### AIM:
Copy the lines verbatim, beginning with the line containing "close-button[interactable]: [644, 54, 674, 84]" and continuing through the line containing "For every button, label, input, icon, or".

### INPUT DATA:
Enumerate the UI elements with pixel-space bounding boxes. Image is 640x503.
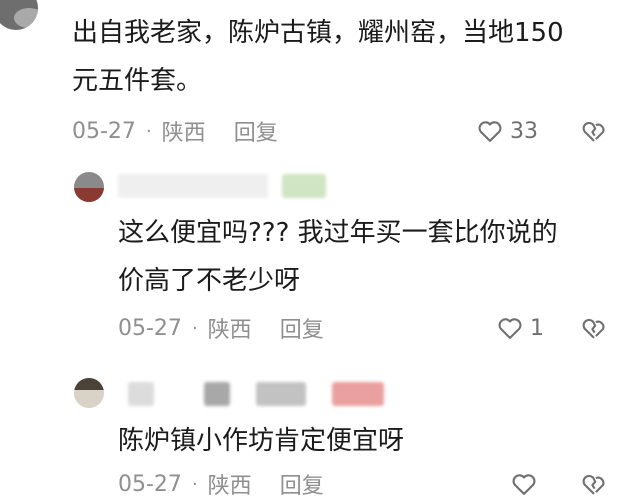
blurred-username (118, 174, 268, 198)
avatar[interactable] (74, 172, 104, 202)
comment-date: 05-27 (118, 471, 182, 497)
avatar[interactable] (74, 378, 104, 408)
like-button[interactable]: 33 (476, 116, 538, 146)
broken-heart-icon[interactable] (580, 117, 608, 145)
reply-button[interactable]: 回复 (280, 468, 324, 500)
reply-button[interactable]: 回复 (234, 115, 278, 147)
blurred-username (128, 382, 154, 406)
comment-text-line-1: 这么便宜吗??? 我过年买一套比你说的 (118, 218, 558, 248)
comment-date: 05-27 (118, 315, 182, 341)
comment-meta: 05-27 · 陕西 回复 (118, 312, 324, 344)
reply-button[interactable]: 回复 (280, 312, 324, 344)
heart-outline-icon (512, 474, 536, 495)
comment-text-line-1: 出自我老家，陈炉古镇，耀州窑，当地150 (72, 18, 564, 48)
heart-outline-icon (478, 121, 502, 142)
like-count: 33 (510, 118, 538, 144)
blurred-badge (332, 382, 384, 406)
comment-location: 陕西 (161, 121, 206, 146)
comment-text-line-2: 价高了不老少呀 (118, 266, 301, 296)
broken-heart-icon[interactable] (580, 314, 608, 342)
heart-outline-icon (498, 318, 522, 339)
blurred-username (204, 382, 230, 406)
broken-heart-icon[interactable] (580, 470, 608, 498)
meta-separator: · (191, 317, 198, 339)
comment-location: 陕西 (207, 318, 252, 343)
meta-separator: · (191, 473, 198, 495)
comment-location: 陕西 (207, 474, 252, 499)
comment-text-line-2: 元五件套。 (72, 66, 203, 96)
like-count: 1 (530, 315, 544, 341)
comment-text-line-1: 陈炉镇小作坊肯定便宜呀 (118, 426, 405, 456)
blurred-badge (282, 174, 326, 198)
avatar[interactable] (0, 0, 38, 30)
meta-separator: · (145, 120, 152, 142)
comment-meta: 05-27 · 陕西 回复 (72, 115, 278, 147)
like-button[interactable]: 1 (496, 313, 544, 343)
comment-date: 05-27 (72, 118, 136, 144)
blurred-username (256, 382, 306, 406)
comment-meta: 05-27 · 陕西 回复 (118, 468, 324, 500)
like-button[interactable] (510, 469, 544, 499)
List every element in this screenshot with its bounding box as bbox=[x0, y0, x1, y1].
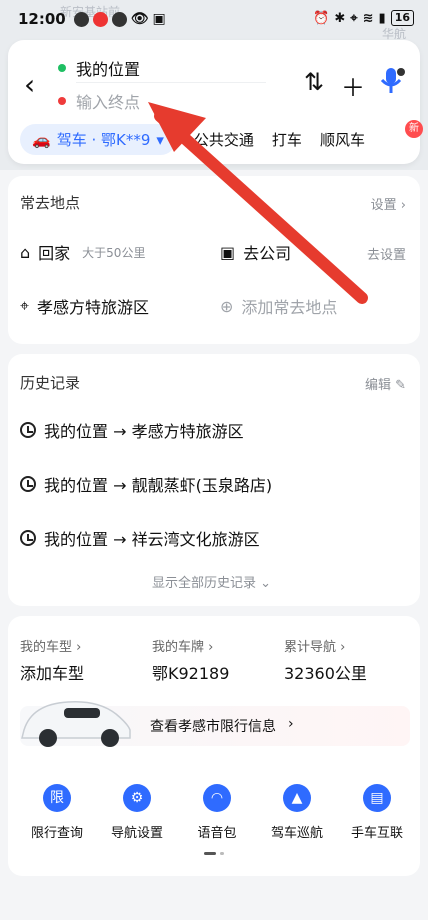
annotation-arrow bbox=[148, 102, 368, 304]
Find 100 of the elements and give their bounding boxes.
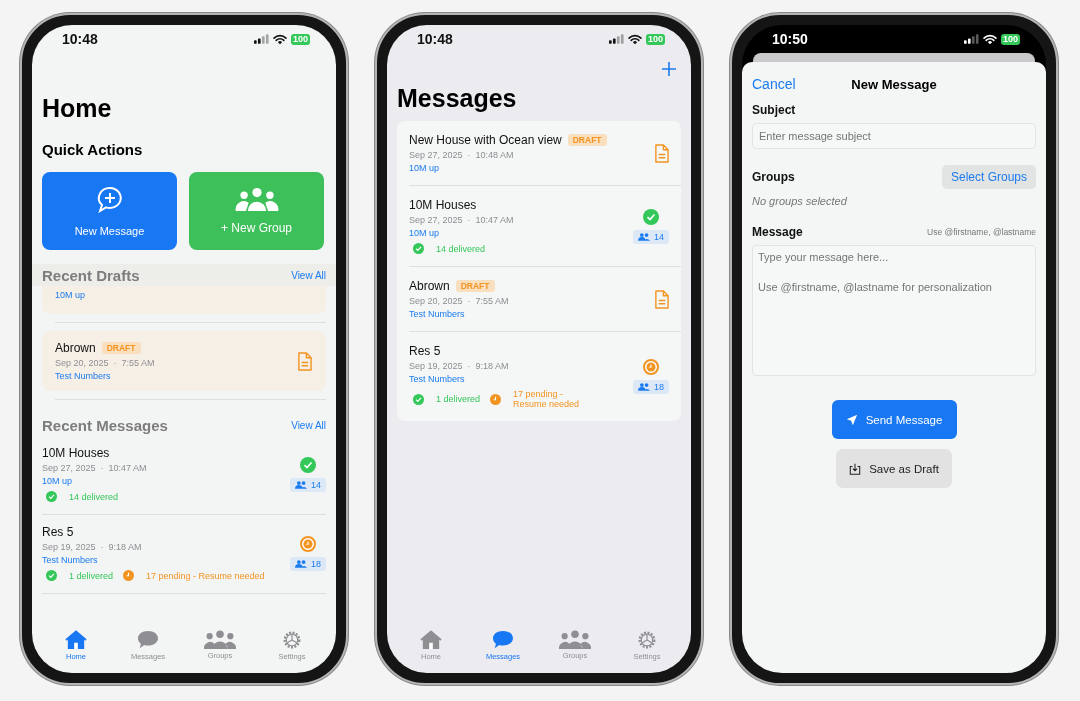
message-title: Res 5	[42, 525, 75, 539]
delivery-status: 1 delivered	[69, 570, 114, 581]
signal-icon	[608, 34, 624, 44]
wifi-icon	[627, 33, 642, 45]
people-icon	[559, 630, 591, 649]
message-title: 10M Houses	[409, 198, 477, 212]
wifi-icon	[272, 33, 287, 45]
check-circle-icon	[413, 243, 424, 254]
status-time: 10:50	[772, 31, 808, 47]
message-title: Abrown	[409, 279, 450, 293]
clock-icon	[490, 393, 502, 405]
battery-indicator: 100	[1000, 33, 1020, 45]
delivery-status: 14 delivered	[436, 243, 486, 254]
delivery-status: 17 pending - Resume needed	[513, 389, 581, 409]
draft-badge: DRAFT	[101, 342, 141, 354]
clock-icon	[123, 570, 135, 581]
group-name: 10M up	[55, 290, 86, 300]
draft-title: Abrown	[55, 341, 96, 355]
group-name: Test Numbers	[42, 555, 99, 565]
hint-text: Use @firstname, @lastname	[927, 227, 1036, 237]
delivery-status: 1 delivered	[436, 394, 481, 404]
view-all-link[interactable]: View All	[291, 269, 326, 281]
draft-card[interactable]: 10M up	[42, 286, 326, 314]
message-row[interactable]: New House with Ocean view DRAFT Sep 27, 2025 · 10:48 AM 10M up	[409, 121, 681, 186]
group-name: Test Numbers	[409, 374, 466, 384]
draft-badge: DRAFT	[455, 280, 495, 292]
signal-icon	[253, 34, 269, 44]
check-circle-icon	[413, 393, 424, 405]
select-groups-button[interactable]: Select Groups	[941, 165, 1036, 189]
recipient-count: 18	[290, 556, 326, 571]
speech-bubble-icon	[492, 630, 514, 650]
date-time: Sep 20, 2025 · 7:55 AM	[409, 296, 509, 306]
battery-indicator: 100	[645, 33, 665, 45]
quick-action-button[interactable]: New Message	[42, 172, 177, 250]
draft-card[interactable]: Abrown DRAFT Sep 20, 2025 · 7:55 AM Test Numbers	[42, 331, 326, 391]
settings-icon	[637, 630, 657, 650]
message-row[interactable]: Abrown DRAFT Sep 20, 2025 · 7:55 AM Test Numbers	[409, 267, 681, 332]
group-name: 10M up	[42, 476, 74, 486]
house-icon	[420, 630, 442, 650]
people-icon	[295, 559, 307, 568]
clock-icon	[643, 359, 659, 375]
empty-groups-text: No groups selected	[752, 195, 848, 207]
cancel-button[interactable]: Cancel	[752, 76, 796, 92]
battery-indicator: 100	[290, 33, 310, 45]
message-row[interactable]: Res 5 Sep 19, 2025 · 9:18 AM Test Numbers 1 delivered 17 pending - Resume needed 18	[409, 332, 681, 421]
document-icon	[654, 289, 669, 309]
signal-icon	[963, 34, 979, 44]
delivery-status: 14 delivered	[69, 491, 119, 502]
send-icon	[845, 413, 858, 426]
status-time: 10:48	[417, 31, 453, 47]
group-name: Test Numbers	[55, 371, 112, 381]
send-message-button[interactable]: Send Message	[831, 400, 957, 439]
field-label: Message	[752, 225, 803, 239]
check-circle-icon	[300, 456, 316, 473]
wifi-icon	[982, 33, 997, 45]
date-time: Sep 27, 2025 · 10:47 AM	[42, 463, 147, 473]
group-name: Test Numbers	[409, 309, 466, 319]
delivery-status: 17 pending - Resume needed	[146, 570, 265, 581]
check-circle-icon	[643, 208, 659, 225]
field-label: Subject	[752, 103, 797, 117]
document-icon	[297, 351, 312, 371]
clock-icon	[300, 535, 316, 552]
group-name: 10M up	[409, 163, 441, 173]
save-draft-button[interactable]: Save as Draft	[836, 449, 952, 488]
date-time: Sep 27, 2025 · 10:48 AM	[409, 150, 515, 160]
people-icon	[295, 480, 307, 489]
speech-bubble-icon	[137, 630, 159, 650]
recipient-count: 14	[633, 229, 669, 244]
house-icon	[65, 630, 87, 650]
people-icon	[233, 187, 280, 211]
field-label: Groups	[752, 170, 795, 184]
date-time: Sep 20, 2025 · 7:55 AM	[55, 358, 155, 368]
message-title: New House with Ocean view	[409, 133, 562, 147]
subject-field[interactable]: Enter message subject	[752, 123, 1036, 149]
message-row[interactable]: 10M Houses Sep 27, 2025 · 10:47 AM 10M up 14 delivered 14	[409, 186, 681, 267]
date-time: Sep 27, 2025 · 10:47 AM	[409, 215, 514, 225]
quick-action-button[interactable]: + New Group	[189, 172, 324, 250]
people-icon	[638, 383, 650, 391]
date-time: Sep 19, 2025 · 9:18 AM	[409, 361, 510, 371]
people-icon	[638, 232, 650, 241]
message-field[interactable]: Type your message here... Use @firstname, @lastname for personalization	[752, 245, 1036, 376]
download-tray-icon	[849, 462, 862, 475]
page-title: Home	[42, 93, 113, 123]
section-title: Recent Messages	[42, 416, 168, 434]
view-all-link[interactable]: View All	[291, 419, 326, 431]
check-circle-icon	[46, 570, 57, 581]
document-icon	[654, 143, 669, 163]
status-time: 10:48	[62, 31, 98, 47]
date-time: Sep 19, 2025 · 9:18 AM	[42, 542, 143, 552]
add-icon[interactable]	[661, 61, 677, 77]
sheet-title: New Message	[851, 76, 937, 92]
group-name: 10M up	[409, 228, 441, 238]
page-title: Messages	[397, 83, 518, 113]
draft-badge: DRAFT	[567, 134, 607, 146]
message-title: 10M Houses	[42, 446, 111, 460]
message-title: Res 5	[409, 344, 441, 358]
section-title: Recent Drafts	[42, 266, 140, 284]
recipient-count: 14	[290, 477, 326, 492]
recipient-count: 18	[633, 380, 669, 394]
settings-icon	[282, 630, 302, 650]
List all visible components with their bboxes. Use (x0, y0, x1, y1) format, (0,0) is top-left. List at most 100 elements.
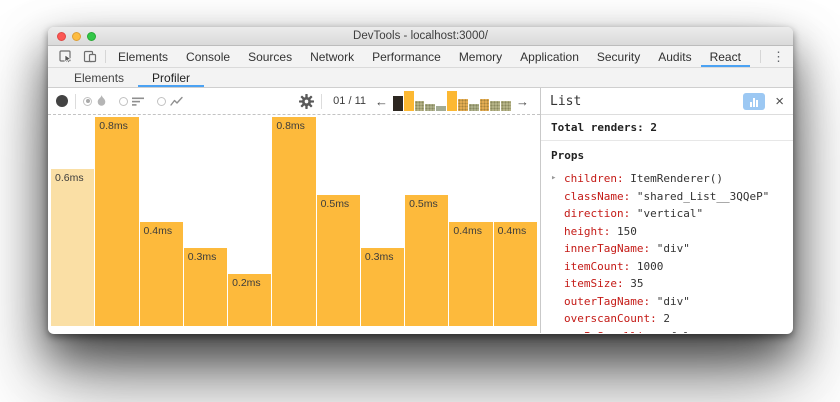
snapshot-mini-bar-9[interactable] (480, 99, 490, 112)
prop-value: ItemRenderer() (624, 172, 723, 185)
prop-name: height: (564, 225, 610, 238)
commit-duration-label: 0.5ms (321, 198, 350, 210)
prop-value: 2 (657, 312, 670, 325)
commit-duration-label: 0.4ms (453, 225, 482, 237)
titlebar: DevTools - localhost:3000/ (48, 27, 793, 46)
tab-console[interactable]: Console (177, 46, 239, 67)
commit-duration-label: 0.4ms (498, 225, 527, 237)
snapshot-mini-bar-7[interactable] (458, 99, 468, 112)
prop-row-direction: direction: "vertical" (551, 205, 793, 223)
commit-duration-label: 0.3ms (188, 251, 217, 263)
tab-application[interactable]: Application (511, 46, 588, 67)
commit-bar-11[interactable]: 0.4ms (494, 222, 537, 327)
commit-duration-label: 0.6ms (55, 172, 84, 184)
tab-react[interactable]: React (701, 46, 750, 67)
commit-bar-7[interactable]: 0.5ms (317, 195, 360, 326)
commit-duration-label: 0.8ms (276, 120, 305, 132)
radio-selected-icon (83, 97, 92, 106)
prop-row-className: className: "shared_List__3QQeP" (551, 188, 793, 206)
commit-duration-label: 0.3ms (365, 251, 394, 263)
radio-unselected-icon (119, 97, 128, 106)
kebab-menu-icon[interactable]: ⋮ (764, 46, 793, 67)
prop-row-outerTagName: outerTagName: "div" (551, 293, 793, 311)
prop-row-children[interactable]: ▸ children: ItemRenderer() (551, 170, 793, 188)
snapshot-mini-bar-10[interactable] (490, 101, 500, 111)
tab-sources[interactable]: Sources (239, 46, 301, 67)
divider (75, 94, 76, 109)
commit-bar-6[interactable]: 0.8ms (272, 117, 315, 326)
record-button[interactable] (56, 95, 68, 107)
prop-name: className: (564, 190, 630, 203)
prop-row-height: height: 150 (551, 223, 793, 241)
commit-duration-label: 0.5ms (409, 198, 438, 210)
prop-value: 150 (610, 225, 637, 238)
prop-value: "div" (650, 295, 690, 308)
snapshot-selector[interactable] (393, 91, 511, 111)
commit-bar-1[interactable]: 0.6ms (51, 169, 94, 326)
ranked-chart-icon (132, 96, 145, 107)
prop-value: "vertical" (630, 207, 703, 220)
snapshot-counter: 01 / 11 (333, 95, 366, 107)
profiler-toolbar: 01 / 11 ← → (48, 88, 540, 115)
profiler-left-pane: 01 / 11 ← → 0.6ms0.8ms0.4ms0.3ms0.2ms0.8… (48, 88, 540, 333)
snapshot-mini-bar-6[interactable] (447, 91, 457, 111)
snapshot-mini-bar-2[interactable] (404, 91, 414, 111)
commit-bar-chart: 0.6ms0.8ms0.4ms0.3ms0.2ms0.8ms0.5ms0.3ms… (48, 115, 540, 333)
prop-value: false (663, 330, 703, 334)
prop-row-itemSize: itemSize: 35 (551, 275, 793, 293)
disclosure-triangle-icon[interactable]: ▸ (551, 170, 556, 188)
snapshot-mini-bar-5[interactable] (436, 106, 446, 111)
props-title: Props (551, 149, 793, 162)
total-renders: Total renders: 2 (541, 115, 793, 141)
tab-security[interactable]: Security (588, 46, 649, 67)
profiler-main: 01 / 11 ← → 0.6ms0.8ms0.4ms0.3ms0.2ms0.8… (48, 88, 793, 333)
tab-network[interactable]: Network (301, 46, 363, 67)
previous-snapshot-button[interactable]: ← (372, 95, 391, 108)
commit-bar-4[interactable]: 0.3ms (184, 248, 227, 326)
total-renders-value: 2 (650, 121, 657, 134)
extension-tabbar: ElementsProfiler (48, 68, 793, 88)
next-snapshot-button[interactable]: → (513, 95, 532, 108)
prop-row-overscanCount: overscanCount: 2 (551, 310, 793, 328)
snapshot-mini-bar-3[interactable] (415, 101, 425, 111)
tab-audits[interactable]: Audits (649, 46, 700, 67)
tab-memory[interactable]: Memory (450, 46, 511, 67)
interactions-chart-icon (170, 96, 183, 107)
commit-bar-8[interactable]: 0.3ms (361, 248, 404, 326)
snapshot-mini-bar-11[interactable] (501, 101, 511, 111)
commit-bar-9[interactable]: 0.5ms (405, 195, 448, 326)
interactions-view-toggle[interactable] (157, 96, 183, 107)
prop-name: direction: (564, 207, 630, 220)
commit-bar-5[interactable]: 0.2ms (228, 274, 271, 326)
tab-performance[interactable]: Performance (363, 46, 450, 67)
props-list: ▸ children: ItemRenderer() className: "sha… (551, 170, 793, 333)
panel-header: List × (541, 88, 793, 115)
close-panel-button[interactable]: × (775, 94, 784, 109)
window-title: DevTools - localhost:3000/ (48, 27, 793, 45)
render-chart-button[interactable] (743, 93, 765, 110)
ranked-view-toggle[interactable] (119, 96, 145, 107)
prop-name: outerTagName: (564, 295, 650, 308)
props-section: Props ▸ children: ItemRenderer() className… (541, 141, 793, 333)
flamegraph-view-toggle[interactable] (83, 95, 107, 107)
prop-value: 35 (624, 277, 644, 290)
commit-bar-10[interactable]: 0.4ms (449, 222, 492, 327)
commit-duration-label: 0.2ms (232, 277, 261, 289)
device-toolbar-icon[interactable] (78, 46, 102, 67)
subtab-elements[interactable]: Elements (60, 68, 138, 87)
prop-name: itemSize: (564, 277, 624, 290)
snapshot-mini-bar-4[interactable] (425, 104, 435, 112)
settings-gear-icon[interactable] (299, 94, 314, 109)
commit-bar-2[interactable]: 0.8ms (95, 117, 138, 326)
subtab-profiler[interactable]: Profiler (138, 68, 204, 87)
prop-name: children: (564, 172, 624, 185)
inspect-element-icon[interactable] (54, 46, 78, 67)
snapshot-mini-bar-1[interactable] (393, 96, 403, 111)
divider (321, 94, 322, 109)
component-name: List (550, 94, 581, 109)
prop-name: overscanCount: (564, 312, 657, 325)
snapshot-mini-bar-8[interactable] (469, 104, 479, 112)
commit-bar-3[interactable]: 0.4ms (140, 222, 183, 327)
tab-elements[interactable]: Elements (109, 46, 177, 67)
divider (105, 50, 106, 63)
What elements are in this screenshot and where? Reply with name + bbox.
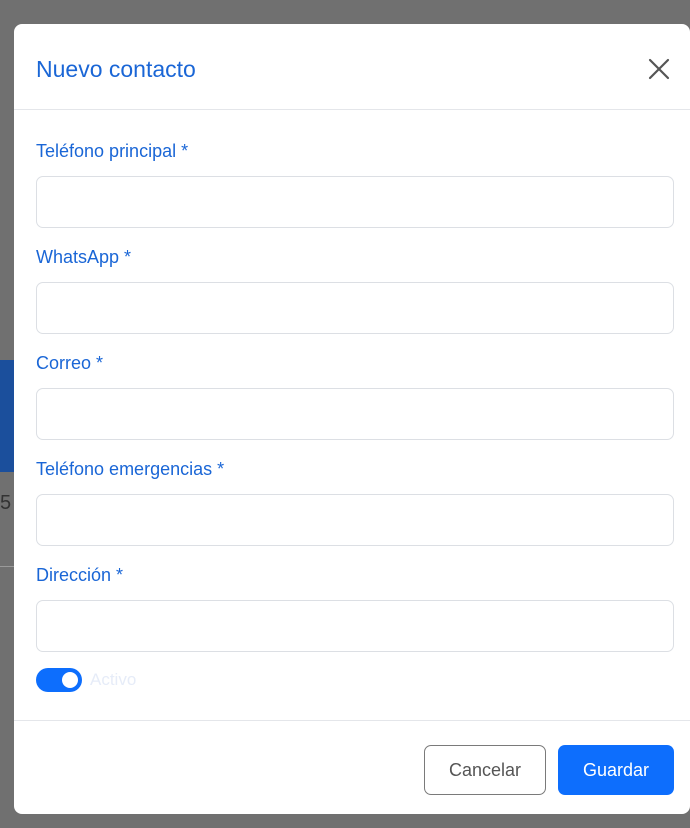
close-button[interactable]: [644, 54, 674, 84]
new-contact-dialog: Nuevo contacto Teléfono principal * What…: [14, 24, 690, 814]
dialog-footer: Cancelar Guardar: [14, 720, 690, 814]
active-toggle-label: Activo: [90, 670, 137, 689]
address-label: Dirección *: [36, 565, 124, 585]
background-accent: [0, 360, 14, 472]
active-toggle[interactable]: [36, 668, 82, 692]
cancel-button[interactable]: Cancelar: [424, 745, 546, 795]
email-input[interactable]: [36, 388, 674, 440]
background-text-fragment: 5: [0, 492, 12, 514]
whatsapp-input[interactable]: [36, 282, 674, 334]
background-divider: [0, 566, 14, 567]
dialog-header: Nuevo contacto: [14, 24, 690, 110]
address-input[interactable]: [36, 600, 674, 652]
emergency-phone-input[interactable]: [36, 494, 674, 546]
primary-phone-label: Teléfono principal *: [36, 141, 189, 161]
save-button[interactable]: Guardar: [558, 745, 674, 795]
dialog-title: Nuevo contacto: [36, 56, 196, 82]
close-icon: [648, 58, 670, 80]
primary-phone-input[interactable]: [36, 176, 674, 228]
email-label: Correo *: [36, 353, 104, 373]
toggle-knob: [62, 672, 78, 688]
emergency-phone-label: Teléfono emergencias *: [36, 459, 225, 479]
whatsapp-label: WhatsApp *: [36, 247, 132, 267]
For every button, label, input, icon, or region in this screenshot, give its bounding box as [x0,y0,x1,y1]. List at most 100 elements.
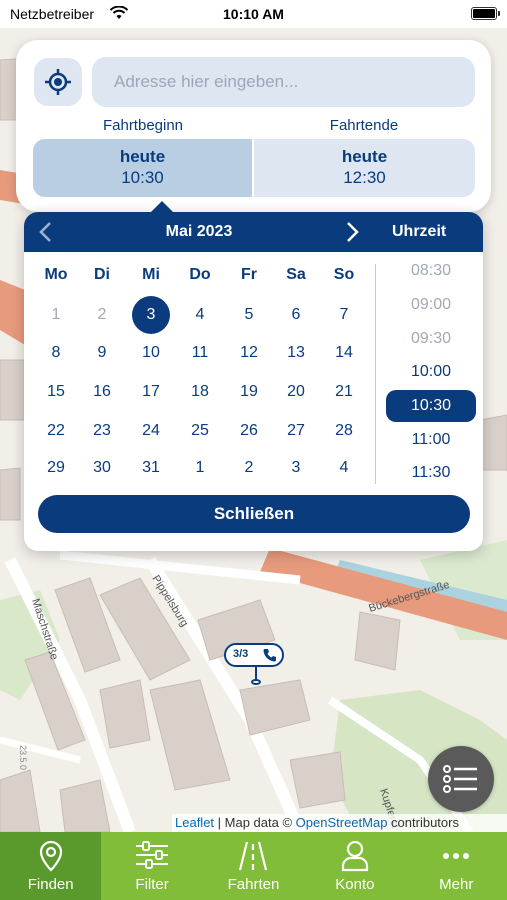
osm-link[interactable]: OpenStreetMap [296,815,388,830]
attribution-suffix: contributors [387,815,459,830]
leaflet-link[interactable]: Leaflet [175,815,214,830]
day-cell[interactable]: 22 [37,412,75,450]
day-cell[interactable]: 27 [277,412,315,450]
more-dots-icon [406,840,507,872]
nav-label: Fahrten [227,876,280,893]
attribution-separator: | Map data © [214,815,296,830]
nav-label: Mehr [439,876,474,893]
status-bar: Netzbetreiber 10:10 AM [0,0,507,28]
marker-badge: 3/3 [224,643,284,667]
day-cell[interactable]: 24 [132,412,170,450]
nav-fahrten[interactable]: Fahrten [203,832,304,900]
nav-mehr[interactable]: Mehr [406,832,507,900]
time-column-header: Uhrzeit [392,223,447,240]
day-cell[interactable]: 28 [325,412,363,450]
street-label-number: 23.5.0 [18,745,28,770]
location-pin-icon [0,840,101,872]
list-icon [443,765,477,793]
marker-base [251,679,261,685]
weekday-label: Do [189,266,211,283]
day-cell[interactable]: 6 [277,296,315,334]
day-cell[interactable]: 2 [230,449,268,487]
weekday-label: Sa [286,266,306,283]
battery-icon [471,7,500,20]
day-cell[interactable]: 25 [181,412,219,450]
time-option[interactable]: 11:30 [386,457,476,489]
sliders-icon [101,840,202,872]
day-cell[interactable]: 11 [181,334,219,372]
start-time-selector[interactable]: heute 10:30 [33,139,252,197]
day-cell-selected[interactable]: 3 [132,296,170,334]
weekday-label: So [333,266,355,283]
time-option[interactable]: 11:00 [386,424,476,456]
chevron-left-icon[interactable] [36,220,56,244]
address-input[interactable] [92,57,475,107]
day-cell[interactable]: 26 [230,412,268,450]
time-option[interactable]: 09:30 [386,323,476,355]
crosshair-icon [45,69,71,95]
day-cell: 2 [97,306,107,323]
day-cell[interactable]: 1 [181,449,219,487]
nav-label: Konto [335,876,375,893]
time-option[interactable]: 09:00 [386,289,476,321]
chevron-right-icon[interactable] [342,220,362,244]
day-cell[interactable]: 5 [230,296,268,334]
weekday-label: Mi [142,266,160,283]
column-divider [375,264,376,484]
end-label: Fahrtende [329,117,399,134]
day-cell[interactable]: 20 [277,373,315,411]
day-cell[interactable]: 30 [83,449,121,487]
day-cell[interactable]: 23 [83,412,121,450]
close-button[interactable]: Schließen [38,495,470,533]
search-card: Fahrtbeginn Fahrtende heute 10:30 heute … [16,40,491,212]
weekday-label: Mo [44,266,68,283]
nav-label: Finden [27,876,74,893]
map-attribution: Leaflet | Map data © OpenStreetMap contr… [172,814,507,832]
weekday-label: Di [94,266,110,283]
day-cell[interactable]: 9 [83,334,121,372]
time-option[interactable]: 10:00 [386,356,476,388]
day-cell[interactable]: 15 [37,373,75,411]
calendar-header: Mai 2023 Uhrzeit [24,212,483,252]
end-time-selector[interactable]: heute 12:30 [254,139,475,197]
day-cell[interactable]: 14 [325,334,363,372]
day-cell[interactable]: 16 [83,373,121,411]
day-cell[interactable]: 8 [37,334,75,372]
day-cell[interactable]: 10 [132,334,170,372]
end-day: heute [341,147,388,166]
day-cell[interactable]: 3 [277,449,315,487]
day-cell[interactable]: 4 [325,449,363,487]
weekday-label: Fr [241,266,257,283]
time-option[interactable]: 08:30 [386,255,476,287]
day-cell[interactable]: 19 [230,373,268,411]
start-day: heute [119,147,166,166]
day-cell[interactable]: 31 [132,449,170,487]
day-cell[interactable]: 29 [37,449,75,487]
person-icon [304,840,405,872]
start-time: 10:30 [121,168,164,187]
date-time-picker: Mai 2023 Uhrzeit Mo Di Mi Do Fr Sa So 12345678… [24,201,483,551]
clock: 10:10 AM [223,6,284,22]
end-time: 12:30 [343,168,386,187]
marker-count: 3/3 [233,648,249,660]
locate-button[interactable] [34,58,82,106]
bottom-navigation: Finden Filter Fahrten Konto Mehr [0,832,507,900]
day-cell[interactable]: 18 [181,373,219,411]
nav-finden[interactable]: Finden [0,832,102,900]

### TASK ANSWER:
close-button[interactable]: [644, 54, 674, 84]
new-contact-dialog: Nuevo contacto Teléfono principal * What…: [14, 24, 690, 814]
dialog-footer: Cancelar Guardar: [14, 720, 690, 814]
active-toggle-label: Activo: [90, 670, 137, 689]
address-label: Dirección *: [36, 565, 124, 585]
background-accent: [0, 360, 14, 472]
active-toggle[interactable]: [36, 668, 82, 692]
cancel-button[interactable]: Cancelar: [424, 745, 546, 795]
email-input[interactable]: [36, 388, 674, 440]
background-text-fragment: 5: [0, 492, 12, 514]
whatsapp-input[interactable]: [36, 282, 674, 334]
background-divider: [0, 566, 14, 567]
dialog-header: Nuevo contacto: [14, 24, 690, 110]
address-input[interactable]: [36, 600, 674, 652]
emergency-phone-input[interactable]: [36, 494, 674, 546]
primary-phone-label: Teléfono principal *: [36, 141, 189, 161]
save-button[interactable]: Guardar: [558, 745, 674, 795]
dialog-title: Nuevo contacto: [36, 56, 196, 82]
close-icon: [648, 58, 670, 80]
primary-phone-input[interactable]: [36, 176, 674, 228]
email-label: Correo *: [36, 353, 104, 373]
toggle-knob: [62, 672, 78, 688]
emergency-phone-label: Teléfono emergencias *: [36, 459, 225, 479]
whatsapp-label: WhatsApp *: [36, 247, 132, 267]
For every button, label, input, icon, or region in this screenshot, give its bounding box as [x0,y0,x1,y1]. List at most 100 elements.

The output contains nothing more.